Set down, without any change, the lines below, beginning with the very first one and continuing through the line with "- row-teaching-aims: Teaching", both ends included.

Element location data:
########################################

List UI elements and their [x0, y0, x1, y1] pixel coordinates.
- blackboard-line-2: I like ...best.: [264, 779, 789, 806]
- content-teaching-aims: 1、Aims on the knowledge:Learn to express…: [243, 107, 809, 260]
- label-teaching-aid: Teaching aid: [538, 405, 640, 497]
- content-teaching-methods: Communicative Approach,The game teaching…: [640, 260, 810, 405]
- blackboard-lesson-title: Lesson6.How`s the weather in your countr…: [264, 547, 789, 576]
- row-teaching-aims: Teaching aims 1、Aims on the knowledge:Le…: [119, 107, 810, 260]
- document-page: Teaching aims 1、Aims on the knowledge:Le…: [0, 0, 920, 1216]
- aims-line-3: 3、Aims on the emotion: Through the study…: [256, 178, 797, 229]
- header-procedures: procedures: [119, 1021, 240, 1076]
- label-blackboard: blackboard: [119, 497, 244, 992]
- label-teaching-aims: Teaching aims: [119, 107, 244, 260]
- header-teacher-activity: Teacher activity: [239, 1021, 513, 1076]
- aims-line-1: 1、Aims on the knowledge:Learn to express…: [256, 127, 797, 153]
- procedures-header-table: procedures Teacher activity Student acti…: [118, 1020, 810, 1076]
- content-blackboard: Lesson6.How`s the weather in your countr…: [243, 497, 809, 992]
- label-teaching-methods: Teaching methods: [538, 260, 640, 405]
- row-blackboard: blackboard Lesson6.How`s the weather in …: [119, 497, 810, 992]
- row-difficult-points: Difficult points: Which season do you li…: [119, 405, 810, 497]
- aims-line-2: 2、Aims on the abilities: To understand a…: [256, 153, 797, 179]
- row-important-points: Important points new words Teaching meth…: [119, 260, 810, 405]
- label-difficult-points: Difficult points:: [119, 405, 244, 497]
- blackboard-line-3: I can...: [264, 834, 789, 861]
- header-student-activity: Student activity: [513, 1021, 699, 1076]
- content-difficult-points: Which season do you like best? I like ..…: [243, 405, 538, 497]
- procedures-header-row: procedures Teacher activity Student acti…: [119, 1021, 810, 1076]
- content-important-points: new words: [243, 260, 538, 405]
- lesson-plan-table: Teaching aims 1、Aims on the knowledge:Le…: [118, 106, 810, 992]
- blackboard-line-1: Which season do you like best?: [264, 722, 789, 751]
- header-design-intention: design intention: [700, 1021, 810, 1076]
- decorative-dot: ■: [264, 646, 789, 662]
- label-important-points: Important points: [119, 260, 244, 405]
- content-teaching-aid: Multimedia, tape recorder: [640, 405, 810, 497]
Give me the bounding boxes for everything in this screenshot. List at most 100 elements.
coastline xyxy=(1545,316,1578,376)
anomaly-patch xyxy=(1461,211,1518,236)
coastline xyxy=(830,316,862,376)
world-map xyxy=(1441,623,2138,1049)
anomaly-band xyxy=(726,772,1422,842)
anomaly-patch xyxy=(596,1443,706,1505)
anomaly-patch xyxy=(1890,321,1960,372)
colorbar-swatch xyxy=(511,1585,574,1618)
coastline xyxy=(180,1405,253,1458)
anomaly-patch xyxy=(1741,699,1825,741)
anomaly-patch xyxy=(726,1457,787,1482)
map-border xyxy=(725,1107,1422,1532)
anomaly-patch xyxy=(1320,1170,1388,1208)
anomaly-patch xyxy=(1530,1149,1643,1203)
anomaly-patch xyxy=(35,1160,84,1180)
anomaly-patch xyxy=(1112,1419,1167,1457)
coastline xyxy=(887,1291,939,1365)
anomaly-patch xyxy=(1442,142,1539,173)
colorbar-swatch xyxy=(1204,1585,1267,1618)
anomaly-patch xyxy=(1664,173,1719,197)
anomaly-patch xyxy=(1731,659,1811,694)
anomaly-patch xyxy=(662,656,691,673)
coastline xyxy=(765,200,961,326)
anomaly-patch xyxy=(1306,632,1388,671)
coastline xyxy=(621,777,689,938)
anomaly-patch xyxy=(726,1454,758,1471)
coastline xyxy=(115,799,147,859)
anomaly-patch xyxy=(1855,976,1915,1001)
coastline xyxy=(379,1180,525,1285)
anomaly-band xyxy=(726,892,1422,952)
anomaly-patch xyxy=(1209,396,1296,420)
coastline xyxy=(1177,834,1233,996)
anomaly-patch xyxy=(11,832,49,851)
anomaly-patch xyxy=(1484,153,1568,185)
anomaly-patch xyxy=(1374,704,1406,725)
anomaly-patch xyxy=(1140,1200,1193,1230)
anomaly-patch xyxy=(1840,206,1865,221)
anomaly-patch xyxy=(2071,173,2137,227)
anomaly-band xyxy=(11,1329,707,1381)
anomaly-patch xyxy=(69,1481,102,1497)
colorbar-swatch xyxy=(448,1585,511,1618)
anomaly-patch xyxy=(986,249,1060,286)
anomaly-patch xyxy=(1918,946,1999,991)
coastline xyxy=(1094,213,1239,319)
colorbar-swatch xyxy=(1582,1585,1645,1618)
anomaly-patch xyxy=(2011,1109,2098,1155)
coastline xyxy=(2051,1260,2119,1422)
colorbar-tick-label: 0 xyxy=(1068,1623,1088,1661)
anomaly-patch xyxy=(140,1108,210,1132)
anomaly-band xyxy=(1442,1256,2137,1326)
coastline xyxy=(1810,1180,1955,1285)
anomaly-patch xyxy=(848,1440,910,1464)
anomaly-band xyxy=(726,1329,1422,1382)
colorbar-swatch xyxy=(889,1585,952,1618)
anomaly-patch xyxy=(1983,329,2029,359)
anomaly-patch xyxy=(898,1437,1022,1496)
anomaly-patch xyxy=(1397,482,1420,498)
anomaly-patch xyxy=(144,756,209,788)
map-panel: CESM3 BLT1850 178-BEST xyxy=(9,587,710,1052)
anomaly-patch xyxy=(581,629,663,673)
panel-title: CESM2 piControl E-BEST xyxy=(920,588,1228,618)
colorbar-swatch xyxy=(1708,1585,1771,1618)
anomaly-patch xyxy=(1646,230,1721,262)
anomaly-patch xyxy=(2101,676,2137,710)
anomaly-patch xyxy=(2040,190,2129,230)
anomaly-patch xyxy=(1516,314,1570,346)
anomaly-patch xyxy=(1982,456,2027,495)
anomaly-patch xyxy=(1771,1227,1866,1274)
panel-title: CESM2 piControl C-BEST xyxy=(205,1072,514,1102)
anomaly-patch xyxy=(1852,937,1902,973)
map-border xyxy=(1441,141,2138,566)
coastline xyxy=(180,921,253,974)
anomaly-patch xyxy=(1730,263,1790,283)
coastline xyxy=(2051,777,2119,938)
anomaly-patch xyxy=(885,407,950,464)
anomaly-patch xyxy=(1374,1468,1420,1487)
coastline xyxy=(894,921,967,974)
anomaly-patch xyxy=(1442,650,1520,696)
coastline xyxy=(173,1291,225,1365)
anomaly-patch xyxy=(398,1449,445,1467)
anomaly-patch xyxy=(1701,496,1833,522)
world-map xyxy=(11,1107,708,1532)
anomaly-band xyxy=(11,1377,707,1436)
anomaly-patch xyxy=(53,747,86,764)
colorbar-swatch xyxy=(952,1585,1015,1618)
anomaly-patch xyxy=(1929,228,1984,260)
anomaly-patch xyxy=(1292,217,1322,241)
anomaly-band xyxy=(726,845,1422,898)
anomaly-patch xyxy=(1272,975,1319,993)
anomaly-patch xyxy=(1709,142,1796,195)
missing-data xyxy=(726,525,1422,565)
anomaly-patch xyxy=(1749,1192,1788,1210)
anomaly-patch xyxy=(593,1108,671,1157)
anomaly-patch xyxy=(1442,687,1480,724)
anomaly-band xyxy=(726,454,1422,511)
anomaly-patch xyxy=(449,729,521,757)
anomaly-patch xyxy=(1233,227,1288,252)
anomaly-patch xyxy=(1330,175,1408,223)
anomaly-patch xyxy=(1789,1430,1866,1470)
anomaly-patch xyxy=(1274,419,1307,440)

########################################

The answer:
List UI elements and their [x0, y0, x1, y1] pixel coordinates.
- blackboard-line-2: I like ...best.: [264, 779, 789, 806]
- content-teaching-aims: 1、Aims on the knowledge:Learn to express…: [243, 107, 809, 260]
- label-teaching-aid: Teaching aid: [538, 405, 640, 497]
- content-teaching-methods: Communicative Approach,The game teaching…: [640, 260, 810, 405]
- blackboard-lesson-title: Lesson6.How`s the weather in your countr…: [264, 547, 789, 576]
- row-teaching-aims: Teaching aims 1、Aims on the knowledge:Le…: [119, 107, 810, 260]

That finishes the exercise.